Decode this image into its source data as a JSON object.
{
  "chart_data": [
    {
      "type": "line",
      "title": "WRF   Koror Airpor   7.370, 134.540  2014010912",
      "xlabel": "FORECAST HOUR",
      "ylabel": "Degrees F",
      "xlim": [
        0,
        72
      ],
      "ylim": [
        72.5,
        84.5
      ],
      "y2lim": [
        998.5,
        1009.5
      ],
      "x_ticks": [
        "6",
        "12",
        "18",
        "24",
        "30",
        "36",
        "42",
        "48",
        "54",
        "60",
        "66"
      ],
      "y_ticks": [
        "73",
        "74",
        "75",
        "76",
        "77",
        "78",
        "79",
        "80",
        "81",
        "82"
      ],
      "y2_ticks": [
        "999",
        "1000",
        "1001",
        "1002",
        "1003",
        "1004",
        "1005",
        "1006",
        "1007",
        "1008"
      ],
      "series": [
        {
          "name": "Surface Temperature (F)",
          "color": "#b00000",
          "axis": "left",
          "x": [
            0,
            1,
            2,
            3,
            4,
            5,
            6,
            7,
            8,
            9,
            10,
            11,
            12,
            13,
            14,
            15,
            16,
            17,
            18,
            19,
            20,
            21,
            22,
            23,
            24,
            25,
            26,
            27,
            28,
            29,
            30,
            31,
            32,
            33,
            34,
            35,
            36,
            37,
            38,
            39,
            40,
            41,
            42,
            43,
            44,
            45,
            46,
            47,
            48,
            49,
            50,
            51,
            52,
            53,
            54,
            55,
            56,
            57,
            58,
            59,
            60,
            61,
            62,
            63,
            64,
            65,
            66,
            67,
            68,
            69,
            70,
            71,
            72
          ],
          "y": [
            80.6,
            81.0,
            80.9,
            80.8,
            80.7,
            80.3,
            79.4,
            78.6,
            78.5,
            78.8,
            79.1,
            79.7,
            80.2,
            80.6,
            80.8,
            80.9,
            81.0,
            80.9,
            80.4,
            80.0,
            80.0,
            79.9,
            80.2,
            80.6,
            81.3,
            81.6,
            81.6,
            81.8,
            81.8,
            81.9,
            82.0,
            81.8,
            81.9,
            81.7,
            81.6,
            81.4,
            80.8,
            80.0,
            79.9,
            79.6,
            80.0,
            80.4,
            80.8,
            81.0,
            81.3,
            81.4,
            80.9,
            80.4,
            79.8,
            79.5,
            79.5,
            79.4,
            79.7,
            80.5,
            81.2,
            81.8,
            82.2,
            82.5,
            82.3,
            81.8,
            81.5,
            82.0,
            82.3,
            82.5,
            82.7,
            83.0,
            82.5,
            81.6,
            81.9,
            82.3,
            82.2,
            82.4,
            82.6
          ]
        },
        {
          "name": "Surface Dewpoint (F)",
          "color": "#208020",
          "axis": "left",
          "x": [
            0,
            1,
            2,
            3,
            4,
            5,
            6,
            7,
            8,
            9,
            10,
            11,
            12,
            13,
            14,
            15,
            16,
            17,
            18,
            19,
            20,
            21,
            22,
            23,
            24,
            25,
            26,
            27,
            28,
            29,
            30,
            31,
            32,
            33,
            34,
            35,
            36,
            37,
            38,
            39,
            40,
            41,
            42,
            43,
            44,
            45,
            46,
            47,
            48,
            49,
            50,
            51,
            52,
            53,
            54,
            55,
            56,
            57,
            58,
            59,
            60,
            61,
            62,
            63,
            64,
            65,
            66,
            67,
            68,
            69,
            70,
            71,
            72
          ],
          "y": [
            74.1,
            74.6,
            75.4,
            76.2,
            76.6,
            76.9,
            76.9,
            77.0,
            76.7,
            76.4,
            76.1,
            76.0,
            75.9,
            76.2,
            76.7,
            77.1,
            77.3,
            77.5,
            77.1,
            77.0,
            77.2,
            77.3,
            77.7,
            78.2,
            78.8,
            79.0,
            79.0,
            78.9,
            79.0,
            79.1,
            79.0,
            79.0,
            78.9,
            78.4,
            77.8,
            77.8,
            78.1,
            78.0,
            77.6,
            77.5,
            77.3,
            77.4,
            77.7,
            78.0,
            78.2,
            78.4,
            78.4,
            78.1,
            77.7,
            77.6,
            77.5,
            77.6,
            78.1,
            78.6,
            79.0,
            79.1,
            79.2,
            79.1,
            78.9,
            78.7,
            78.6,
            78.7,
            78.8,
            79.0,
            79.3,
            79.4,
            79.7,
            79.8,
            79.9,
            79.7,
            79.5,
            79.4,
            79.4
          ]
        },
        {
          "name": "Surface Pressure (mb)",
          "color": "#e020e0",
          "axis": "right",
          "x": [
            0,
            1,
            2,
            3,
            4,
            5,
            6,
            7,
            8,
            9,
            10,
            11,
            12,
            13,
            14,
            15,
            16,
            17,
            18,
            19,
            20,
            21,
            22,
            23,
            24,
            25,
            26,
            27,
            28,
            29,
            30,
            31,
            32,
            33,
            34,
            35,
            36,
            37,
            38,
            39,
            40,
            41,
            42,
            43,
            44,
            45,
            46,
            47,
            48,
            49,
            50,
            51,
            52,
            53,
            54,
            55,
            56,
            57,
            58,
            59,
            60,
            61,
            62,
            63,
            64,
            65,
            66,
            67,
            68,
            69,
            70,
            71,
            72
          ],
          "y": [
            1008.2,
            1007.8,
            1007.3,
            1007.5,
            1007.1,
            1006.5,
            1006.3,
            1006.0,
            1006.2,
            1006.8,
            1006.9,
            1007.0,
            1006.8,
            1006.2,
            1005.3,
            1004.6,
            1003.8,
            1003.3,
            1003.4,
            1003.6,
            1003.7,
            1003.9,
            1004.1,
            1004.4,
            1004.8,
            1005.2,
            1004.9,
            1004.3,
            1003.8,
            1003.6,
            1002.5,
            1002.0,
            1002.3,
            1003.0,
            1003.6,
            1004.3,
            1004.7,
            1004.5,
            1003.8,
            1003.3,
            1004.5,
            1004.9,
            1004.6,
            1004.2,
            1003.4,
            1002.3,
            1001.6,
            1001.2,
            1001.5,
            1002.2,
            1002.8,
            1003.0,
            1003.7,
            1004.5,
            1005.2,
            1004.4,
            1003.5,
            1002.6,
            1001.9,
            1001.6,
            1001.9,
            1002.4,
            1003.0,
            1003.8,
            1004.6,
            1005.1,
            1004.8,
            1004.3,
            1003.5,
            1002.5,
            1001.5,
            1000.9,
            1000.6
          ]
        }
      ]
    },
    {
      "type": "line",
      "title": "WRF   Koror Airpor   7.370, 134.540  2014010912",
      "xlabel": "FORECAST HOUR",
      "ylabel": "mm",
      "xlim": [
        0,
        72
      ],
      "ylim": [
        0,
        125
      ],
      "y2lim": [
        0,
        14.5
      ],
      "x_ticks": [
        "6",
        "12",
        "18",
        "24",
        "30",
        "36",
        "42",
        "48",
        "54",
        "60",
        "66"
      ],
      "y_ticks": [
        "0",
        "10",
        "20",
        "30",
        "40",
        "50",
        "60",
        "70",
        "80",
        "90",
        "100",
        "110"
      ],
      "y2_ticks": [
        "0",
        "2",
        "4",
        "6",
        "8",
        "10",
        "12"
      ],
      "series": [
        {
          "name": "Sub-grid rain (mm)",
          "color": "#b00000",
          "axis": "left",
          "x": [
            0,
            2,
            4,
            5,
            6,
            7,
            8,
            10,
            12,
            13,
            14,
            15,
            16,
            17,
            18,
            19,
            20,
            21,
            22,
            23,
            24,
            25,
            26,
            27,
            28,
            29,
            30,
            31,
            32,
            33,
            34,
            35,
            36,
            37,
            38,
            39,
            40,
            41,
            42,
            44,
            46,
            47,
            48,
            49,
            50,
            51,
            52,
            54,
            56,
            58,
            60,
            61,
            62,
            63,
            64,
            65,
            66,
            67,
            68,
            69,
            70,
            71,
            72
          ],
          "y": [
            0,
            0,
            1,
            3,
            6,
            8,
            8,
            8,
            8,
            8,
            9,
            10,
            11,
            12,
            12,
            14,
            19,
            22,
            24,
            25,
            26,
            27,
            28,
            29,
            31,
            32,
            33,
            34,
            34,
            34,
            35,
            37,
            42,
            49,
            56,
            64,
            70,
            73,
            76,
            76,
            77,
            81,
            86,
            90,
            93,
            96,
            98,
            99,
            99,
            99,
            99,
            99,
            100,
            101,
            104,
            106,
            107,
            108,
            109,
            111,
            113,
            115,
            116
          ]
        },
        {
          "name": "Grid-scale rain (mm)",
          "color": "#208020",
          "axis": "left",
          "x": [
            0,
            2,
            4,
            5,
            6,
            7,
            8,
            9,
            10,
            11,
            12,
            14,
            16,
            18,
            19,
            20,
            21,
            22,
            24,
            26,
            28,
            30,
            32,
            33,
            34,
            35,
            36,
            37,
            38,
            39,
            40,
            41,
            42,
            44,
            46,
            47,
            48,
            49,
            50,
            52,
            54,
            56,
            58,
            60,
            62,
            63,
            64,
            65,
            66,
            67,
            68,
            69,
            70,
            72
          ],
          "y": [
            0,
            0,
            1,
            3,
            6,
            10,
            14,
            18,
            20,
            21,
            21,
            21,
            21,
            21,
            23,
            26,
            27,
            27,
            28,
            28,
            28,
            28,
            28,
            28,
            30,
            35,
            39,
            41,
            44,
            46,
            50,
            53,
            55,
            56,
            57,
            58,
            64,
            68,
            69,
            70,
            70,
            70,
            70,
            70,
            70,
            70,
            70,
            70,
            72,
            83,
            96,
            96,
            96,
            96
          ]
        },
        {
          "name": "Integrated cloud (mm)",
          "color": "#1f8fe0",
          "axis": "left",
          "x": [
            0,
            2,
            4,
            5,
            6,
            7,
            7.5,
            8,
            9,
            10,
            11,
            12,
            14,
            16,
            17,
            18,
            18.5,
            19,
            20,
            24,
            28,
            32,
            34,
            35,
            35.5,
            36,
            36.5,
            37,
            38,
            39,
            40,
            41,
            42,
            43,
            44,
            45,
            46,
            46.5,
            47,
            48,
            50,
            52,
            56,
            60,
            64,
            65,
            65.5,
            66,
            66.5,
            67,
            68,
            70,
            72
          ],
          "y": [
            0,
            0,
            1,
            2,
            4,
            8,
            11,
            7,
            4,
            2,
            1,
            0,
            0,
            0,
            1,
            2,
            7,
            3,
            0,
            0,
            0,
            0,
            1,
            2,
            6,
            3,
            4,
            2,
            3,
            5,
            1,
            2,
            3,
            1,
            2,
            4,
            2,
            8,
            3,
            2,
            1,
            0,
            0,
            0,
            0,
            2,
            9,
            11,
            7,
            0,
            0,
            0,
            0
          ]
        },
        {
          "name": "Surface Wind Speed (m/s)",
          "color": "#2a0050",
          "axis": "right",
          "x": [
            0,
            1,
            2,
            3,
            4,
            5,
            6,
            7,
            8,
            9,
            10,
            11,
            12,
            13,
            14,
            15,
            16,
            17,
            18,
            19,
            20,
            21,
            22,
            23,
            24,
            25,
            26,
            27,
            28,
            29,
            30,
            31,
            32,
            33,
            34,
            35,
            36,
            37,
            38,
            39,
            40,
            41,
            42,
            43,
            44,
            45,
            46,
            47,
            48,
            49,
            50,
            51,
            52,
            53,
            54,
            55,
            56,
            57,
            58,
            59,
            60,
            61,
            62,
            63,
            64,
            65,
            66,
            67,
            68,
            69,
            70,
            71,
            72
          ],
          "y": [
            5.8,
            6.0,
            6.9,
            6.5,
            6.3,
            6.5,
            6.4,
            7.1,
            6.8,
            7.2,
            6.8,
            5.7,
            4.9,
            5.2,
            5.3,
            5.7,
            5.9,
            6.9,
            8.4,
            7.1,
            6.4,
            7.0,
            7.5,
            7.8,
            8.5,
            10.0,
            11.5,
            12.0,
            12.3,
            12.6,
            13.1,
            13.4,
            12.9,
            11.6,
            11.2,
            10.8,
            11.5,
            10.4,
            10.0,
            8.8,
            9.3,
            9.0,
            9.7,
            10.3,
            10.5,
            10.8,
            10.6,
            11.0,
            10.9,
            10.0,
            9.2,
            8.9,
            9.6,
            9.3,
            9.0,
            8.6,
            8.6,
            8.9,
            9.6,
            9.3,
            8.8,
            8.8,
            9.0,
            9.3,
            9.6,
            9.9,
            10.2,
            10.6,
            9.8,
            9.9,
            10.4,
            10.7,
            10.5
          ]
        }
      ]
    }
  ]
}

## TASK:
Return the lines of the records that include the string "color".

## SOLUTION:
          "color": "#b00000",
          "color": "#208020",
          "color": "#e020e0",
          "color": "#b00000",
          "color": "#208020",
          "color": "#1f8fe0",
          "color": "#2a0050",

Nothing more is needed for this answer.